Supplied material:
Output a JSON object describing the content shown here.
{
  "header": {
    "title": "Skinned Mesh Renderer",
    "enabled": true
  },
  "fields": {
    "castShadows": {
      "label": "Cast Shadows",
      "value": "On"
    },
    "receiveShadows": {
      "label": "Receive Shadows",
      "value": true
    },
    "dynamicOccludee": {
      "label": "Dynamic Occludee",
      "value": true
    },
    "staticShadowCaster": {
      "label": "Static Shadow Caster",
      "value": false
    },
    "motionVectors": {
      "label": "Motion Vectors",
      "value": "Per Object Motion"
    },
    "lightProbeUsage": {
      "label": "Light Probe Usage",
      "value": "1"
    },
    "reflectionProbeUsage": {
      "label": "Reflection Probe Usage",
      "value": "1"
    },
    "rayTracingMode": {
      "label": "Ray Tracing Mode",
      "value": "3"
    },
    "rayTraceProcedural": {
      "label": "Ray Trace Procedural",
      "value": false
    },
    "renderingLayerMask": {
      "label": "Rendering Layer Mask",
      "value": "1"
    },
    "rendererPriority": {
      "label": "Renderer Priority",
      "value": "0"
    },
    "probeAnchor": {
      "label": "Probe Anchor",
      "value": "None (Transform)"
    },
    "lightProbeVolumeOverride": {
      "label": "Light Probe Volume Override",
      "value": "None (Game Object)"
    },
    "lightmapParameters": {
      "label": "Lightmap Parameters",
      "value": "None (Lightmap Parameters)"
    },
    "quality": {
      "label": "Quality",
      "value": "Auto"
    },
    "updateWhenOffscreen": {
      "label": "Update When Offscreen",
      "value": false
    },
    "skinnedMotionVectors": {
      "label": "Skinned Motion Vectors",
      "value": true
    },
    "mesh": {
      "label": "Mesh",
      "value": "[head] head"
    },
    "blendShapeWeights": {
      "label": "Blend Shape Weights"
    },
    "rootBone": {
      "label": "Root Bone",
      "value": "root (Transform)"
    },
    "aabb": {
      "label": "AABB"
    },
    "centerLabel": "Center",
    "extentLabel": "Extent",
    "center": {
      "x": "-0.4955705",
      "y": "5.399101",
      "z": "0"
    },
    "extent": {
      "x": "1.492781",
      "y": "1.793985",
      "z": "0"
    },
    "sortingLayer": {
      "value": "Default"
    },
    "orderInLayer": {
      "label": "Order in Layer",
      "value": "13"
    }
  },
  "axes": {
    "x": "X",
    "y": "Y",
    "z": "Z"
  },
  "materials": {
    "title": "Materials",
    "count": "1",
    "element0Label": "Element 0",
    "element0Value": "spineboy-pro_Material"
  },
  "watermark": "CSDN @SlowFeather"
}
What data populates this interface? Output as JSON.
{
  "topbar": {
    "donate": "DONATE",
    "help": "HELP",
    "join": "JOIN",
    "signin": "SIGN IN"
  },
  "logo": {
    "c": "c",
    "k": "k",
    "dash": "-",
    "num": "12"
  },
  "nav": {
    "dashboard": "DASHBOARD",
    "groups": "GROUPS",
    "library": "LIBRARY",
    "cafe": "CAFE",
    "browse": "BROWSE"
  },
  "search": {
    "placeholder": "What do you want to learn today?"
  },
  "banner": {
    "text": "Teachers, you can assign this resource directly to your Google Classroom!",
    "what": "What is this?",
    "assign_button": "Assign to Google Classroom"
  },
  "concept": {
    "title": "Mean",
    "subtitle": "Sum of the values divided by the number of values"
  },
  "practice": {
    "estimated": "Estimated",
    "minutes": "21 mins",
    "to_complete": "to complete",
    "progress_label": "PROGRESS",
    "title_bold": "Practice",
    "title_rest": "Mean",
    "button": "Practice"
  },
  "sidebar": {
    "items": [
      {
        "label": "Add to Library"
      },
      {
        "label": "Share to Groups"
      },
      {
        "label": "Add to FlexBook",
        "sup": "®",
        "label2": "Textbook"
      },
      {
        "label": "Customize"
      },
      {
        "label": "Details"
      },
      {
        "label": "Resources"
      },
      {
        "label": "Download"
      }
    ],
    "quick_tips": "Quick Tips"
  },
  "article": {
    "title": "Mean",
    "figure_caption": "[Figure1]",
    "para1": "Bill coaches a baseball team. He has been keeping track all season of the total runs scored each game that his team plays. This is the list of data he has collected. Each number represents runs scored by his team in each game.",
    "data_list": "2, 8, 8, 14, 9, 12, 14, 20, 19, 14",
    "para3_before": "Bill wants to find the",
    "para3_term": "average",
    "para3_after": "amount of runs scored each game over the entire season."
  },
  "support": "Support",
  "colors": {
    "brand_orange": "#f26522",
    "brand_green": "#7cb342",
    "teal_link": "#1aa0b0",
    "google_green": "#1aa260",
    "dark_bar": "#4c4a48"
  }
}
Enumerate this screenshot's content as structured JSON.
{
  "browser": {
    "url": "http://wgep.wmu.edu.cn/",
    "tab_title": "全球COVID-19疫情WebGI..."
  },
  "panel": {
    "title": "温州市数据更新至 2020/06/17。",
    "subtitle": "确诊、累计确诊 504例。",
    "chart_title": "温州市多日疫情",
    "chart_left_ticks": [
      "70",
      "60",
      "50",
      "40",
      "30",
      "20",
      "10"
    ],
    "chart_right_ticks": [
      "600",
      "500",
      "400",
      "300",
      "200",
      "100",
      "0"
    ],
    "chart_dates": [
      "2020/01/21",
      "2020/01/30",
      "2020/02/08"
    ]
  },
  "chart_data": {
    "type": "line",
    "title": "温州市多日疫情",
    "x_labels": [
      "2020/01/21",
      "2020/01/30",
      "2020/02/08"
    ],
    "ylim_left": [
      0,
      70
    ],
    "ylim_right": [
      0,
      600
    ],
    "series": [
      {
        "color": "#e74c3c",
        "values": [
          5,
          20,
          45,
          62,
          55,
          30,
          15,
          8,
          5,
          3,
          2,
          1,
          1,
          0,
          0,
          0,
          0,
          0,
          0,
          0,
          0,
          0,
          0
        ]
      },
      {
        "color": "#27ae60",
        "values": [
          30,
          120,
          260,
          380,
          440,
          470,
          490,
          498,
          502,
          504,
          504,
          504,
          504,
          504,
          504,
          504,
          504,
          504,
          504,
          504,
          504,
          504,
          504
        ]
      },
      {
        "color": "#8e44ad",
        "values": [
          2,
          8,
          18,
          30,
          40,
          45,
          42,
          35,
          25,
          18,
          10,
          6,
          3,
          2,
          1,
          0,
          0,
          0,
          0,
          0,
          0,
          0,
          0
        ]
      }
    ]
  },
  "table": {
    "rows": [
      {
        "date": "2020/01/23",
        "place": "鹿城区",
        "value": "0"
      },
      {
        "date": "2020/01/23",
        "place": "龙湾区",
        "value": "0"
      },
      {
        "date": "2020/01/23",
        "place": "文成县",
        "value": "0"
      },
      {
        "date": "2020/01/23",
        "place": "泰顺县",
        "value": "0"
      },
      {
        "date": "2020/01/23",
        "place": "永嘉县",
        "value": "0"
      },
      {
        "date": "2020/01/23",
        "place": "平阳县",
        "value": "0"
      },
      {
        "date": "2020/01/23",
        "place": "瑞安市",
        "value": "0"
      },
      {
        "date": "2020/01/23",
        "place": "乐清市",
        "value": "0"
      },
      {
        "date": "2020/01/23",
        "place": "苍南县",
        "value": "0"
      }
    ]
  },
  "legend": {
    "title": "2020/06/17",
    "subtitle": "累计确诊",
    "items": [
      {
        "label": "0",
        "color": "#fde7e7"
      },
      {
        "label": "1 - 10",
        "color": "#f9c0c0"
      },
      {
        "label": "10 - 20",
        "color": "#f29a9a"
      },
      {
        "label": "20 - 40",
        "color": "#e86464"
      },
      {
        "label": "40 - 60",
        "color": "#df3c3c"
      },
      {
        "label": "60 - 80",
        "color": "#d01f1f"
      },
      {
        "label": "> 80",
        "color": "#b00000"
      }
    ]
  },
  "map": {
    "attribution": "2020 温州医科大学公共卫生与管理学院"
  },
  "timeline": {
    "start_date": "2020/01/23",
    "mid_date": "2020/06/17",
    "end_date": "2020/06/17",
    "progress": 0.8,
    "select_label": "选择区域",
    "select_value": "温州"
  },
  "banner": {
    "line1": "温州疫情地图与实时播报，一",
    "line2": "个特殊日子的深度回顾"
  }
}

Task to carry out:
Extract, from the listing above, every line where the string "What" occurs.

Final answer:
What data populates this interface? Output as JSON.
    "placeholder": "What do you want to learn today?"
    "what": "What is this?",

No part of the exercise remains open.